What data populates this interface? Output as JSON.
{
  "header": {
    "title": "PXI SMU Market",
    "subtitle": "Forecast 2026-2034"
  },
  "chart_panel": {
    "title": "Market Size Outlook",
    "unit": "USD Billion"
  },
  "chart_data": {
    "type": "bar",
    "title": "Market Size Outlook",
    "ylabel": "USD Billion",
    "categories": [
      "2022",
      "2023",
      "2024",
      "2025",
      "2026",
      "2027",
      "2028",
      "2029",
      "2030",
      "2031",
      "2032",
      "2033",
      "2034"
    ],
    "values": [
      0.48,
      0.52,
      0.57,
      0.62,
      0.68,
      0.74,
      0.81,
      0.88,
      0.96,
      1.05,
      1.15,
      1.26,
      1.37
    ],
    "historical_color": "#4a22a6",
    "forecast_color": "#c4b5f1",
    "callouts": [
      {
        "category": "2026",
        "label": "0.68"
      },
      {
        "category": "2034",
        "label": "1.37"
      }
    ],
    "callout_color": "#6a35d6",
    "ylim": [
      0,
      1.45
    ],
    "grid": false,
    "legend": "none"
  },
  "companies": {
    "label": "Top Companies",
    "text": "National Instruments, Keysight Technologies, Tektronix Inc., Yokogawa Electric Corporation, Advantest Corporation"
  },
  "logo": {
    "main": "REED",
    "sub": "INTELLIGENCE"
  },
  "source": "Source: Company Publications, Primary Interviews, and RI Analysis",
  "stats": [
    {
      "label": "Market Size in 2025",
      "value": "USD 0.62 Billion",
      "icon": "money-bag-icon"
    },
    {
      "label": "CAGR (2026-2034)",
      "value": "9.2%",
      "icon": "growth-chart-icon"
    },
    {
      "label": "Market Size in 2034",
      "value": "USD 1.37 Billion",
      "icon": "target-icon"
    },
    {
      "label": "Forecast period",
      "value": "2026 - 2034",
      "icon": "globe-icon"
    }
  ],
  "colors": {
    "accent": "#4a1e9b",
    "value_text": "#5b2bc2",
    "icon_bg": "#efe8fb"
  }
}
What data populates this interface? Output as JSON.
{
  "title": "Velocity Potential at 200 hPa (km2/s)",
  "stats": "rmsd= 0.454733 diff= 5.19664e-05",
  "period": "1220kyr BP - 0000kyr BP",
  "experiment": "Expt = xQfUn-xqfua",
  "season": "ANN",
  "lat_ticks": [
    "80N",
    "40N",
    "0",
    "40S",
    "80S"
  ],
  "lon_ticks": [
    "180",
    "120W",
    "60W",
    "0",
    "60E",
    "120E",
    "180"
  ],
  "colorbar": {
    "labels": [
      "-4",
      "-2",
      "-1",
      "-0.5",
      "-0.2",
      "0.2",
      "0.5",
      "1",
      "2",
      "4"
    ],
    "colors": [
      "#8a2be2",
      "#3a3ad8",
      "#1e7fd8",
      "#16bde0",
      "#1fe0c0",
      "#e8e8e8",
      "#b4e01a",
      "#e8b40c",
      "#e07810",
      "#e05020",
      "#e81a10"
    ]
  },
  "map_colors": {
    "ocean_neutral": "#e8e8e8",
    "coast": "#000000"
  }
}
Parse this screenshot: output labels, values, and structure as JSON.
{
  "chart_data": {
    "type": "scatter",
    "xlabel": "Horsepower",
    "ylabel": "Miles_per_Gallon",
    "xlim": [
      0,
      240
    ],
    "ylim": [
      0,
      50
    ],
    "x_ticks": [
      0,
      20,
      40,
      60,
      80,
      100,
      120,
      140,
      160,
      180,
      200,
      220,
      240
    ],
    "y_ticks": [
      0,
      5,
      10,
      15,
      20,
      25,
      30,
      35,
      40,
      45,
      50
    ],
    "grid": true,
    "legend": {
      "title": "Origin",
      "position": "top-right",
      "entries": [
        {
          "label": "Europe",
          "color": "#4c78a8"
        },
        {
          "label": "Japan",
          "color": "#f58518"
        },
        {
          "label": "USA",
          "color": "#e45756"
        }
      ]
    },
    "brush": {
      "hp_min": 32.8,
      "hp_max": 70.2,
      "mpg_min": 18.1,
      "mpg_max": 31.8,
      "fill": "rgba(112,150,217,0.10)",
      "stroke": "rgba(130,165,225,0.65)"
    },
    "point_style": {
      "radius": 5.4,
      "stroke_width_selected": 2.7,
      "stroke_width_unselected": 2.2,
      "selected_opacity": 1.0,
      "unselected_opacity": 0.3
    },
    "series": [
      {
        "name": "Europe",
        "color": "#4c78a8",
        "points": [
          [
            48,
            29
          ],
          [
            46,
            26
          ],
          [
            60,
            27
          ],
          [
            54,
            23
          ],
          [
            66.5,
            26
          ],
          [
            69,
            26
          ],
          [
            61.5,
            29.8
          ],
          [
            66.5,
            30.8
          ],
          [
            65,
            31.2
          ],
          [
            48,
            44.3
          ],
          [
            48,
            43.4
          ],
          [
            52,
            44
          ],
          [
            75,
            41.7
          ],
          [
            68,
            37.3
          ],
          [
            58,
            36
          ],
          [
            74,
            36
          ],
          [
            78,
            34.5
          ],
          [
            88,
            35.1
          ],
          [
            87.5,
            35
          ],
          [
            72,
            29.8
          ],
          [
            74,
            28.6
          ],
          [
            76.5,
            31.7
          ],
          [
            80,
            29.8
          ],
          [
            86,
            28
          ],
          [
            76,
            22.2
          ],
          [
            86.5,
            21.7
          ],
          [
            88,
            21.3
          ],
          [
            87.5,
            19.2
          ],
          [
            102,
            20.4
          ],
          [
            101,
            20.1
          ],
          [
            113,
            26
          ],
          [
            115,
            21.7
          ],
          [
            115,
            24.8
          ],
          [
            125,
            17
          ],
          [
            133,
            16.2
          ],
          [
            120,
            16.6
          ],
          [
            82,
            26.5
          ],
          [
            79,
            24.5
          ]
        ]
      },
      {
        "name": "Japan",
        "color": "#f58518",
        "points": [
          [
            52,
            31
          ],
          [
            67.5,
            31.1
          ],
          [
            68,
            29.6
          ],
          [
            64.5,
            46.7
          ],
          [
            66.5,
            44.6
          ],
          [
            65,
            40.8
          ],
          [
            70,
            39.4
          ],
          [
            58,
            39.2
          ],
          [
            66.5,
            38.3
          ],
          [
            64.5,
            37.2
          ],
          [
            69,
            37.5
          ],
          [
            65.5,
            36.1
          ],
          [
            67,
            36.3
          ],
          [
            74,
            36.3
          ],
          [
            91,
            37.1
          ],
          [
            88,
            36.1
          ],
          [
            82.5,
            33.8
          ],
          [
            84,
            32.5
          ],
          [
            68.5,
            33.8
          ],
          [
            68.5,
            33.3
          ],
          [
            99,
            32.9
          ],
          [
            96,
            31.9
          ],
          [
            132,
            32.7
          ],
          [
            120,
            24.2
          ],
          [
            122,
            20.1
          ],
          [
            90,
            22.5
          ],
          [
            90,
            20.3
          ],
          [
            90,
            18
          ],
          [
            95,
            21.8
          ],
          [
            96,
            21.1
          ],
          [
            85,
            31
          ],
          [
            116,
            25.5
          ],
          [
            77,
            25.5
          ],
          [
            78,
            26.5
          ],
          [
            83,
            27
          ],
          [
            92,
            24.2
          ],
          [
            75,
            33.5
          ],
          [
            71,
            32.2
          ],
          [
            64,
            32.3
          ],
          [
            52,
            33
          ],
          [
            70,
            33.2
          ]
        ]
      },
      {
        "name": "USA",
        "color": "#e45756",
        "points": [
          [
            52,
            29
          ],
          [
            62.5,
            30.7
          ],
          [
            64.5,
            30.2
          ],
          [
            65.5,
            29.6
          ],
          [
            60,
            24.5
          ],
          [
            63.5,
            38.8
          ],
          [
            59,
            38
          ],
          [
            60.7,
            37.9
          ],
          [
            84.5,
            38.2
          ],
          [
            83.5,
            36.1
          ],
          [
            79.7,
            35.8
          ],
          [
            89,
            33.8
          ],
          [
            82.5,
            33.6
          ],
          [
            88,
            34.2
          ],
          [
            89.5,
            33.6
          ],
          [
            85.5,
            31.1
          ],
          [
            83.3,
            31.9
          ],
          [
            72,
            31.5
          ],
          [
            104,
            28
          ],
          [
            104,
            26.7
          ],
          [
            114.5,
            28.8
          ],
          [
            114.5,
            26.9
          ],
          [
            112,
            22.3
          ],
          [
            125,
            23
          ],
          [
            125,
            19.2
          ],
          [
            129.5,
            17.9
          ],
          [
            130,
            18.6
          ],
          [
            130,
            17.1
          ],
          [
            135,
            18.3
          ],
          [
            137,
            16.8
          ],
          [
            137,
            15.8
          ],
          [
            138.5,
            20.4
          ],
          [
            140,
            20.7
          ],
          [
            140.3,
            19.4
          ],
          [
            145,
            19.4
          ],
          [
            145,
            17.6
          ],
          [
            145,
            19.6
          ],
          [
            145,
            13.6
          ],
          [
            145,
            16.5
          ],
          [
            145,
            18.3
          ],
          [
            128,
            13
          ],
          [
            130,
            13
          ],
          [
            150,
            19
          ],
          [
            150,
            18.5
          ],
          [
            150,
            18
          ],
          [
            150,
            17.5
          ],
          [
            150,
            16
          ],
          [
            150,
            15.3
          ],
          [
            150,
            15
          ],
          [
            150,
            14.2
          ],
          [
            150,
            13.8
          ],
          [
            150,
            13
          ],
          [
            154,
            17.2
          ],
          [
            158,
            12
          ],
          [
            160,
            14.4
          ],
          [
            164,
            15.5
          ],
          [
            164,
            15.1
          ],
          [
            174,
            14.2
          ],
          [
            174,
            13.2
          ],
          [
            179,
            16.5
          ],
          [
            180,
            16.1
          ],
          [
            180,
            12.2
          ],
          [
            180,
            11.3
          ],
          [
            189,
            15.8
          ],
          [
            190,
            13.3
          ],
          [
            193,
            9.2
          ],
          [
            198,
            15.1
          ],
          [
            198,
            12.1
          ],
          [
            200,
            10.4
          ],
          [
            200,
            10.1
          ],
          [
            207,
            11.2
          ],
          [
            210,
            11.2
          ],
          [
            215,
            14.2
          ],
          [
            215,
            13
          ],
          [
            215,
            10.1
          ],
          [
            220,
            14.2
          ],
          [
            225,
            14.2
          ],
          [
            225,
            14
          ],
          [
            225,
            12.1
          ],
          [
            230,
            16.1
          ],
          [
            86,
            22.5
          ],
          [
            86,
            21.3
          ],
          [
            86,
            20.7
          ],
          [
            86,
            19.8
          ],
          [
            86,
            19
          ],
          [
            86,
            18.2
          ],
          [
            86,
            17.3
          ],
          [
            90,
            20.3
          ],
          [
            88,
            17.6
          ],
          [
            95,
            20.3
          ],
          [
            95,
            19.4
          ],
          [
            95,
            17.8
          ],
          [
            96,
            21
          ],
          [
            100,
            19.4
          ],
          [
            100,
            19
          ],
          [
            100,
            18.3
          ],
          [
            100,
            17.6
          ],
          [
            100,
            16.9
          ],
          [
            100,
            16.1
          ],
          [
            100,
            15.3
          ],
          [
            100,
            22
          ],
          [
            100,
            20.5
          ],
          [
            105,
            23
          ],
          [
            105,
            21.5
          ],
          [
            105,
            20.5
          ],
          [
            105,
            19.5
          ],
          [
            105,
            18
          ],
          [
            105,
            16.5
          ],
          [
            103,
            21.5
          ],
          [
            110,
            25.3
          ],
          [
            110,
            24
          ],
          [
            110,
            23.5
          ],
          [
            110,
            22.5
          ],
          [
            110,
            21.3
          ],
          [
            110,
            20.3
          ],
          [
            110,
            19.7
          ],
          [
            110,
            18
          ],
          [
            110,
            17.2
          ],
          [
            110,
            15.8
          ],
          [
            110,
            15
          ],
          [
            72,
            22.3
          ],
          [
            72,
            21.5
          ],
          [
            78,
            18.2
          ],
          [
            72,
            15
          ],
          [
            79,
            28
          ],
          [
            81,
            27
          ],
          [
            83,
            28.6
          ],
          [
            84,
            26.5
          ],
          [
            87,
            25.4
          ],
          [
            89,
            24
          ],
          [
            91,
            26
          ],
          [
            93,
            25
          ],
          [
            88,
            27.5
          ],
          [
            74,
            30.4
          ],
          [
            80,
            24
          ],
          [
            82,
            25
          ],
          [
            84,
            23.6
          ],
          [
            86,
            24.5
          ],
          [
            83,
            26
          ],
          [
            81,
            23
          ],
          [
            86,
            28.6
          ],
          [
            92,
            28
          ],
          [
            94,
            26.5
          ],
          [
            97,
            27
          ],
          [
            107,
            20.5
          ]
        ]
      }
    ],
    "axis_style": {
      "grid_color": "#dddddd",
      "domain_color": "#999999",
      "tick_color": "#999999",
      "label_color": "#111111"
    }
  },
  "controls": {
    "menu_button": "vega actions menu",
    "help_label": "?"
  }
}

* [Request] Copy out the lines that hold "stats".

* [Final answer]
  "stats": [
  "stats": "rmsd= 0.454733 diff= 5.19664e-05",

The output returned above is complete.